*** Data for this task ***

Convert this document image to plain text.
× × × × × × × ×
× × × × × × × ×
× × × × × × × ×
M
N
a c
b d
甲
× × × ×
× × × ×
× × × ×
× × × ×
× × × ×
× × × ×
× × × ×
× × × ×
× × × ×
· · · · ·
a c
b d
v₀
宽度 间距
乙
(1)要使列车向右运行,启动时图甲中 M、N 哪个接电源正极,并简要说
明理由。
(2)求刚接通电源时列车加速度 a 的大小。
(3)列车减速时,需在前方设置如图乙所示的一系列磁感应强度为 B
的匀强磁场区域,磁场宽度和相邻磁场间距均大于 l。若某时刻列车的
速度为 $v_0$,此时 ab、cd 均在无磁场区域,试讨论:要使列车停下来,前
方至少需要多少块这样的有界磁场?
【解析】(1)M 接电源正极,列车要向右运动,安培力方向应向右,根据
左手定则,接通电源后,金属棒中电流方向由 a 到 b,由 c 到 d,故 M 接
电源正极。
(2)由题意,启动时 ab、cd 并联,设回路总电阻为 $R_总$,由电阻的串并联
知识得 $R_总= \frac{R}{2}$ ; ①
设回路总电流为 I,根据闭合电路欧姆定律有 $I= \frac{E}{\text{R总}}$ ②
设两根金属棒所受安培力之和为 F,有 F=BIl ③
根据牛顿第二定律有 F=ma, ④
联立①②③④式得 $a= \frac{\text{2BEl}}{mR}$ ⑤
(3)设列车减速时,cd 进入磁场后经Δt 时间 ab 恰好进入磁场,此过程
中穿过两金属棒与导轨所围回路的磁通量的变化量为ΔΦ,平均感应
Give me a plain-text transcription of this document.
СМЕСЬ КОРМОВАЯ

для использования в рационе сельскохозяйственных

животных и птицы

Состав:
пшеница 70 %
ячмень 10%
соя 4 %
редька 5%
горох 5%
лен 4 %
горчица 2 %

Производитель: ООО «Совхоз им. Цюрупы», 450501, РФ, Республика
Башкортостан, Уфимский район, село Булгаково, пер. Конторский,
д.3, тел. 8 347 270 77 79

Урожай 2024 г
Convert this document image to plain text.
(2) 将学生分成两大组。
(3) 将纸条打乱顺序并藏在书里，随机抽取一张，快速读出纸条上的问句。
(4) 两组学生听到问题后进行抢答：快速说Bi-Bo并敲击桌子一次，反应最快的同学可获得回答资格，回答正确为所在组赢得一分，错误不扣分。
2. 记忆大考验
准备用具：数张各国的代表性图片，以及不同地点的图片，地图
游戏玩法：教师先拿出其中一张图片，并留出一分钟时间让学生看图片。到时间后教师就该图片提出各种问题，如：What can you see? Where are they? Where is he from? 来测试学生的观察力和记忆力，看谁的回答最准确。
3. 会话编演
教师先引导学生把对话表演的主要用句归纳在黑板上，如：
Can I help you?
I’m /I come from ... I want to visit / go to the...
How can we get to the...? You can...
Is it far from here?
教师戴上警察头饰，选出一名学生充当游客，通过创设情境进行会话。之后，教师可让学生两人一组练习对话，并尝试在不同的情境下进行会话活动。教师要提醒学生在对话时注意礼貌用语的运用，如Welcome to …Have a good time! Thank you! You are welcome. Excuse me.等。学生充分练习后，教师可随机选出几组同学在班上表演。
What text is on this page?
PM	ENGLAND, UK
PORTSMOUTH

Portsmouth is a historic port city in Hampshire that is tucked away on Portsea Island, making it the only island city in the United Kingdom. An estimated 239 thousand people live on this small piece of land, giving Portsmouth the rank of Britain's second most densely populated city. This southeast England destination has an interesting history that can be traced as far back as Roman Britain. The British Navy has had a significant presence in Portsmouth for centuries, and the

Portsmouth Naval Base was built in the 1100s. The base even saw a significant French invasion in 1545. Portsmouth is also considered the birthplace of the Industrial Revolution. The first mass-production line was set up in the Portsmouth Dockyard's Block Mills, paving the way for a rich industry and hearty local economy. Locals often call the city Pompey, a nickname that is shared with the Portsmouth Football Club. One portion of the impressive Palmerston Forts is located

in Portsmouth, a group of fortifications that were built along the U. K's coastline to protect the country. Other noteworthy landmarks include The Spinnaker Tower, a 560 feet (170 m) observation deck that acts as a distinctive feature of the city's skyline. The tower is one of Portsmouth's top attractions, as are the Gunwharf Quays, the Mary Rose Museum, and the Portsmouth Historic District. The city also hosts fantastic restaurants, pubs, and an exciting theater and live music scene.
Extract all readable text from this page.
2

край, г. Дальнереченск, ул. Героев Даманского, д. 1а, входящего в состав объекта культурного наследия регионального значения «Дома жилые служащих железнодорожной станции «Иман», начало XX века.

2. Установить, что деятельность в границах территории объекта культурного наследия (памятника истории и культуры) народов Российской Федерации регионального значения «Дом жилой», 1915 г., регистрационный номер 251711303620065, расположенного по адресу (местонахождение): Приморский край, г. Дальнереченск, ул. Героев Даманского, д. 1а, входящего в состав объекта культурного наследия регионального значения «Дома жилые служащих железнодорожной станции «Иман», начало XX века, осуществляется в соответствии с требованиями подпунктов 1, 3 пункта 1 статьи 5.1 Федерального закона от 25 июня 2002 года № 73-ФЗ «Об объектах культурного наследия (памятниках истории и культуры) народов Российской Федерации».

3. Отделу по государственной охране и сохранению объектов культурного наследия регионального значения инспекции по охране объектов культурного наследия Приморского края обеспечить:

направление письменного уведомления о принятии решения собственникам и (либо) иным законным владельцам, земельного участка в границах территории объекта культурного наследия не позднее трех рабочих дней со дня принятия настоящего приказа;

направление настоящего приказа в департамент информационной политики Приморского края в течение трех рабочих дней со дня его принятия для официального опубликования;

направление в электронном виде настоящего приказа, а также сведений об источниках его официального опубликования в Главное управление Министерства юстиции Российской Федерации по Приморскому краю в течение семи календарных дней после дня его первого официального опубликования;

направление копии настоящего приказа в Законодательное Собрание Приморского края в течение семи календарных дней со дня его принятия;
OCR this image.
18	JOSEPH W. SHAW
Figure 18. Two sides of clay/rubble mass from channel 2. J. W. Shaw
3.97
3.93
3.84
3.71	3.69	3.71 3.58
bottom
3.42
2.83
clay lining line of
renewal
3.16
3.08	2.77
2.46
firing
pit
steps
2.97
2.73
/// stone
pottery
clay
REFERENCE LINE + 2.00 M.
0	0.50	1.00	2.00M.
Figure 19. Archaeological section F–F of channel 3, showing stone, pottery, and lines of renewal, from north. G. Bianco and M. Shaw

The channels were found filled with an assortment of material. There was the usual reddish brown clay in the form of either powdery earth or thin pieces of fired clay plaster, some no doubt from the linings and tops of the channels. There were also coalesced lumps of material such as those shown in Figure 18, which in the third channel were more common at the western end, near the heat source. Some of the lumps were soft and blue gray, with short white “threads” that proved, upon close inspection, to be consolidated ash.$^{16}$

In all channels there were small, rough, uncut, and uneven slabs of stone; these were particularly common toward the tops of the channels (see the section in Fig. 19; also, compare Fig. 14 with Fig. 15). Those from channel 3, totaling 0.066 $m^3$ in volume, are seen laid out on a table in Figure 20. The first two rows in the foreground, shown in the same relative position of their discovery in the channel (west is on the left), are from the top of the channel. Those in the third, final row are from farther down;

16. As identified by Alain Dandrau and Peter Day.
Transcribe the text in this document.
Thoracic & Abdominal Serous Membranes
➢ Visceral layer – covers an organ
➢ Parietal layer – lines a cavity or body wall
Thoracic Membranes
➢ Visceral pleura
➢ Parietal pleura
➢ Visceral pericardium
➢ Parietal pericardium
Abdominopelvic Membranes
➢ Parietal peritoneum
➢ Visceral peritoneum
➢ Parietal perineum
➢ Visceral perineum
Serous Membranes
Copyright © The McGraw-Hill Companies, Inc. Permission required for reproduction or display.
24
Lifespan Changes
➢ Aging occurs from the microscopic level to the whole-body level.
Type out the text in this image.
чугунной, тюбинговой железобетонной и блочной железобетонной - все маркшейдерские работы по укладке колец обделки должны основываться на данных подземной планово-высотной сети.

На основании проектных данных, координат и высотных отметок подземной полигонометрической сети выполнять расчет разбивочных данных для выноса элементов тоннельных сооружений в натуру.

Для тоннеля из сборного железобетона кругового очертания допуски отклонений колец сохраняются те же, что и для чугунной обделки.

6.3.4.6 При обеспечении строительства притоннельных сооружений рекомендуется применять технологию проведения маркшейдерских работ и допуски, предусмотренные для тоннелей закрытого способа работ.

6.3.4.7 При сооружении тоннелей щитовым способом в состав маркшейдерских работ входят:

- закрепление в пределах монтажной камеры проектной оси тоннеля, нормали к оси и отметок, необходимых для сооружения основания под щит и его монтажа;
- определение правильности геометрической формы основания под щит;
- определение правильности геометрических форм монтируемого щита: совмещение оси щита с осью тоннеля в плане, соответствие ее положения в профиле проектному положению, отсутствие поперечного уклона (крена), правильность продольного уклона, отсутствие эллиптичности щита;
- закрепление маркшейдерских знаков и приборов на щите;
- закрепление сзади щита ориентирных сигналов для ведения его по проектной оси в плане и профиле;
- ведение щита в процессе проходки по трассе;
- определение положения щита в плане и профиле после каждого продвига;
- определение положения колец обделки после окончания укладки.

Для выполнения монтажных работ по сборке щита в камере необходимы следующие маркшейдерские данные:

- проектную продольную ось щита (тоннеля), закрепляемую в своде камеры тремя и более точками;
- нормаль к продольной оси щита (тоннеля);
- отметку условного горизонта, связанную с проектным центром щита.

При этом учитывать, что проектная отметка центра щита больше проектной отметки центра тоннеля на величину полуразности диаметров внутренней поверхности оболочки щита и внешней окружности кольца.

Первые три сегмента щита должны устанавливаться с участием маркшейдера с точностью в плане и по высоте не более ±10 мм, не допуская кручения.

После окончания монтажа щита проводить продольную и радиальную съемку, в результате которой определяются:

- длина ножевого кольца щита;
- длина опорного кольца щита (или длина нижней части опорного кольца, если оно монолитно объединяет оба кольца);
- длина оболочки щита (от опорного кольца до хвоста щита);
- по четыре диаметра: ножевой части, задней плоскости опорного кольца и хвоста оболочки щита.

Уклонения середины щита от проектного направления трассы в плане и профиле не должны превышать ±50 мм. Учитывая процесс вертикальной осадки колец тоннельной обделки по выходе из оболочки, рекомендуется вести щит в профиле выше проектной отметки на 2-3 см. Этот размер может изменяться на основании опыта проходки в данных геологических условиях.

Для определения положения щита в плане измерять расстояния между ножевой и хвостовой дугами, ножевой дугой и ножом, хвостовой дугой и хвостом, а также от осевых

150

***

Search the entries for the word "основания" and gather every line where it appears.

* **Written answer**:
- закрепление в пределах монтажной камеры проектной оси тоннеля, нормали к оси и отметок, необходимых для сооружения основания под щит и его монтажа;
- определение правильности геометрической формы основания под щит;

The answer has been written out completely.